Data to use –
● ● ●
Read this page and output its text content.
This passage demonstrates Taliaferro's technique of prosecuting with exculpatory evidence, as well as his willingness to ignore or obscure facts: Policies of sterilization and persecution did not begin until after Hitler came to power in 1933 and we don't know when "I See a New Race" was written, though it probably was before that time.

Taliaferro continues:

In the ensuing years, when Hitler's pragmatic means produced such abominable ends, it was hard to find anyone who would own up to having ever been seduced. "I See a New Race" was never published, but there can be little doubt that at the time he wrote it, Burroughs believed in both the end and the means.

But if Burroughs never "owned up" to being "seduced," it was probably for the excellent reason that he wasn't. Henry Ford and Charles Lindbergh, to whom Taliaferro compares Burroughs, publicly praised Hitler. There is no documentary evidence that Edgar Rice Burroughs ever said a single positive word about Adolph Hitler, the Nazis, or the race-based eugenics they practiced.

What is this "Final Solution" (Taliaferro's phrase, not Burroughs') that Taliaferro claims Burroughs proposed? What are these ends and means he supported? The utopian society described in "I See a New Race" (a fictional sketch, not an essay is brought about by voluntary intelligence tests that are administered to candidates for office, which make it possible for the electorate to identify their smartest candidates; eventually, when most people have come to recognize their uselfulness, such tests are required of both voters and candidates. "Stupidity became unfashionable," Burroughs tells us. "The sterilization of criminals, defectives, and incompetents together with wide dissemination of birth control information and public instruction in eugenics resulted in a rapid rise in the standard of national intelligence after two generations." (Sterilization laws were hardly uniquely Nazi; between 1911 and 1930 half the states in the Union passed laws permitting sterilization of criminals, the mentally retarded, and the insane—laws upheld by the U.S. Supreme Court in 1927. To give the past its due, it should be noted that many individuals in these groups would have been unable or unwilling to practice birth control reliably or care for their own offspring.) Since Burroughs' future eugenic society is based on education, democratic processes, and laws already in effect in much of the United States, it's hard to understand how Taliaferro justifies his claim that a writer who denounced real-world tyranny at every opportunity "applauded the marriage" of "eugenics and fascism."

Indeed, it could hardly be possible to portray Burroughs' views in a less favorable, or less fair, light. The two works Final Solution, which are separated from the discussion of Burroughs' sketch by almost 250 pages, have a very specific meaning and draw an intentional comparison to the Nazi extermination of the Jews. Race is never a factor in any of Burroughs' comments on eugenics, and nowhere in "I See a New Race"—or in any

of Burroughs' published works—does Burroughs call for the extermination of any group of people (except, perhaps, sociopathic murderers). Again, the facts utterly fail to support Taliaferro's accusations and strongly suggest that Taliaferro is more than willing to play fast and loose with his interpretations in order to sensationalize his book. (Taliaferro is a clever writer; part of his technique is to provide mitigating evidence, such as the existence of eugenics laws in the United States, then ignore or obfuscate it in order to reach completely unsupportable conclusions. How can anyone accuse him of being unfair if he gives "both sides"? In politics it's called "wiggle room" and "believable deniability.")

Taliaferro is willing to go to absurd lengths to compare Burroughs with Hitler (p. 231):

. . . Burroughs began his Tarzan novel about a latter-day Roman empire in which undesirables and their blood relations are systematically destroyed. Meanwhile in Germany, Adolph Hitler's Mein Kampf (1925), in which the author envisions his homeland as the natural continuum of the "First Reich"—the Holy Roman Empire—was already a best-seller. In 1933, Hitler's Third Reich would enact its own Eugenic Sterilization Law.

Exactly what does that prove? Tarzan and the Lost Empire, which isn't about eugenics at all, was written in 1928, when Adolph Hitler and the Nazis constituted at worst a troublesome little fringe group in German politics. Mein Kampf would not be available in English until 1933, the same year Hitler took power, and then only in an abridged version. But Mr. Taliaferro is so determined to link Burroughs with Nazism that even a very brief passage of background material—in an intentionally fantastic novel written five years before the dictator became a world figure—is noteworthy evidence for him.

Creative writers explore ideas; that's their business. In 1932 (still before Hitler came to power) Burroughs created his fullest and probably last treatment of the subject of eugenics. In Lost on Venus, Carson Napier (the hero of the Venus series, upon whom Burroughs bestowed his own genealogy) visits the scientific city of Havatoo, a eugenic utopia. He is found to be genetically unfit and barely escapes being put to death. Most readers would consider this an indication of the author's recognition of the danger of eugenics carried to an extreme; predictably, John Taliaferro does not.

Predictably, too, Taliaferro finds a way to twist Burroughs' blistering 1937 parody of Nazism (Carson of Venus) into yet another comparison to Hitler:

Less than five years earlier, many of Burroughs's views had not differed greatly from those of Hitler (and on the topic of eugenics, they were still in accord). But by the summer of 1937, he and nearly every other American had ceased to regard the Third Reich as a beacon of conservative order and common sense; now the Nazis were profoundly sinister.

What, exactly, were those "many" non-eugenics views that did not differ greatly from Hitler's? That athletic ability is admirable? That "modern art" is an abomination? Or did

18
● ● ●
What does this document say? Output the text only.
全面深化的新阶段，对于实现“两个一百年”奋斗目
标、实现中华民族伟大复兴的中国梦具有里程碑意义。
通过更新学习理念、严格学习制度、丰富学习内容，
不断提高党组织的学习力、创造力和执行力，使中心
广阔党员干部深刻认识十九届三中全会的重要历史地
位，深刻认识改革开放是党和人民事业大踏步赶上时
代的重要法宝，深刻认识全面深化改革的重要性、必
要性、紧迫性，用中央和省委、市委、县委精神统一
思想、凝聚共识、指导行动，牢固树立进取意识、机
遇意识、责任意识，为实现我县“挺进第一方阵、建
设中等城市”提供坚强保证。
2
● ● ●
Required work –
Pick out every line with the string "five" and copy it.

The solution –
Exactly what does that prove? Tarzan and the Lost Empire, which isn't about eugenics at all, was written in 1928, when Adolph Hitler and the Nazis constituted at worst a troublesome little fringe group in German politics. Mein Kampf would not be available in English until 1933, the same year Hitler took power, and then only in an abridged version. But Mr. Taliaferro is so determined to link Burroughs with Nazism that even a very brief passage of background material—in an intentionally fantastic novel written five years before the dictator became a world figure—is noteworthy evidence for him.
Less than five years earlier, many of Burroughs's views had not differed greatly from those of Hitler (and on the topic of eugenics, they were still in accord). But by the summer of 1937, he and nearly every other American had ceased to regard the Third Reich as a beacon of conservative order and common sense; now the Nazis were profoundly sinister.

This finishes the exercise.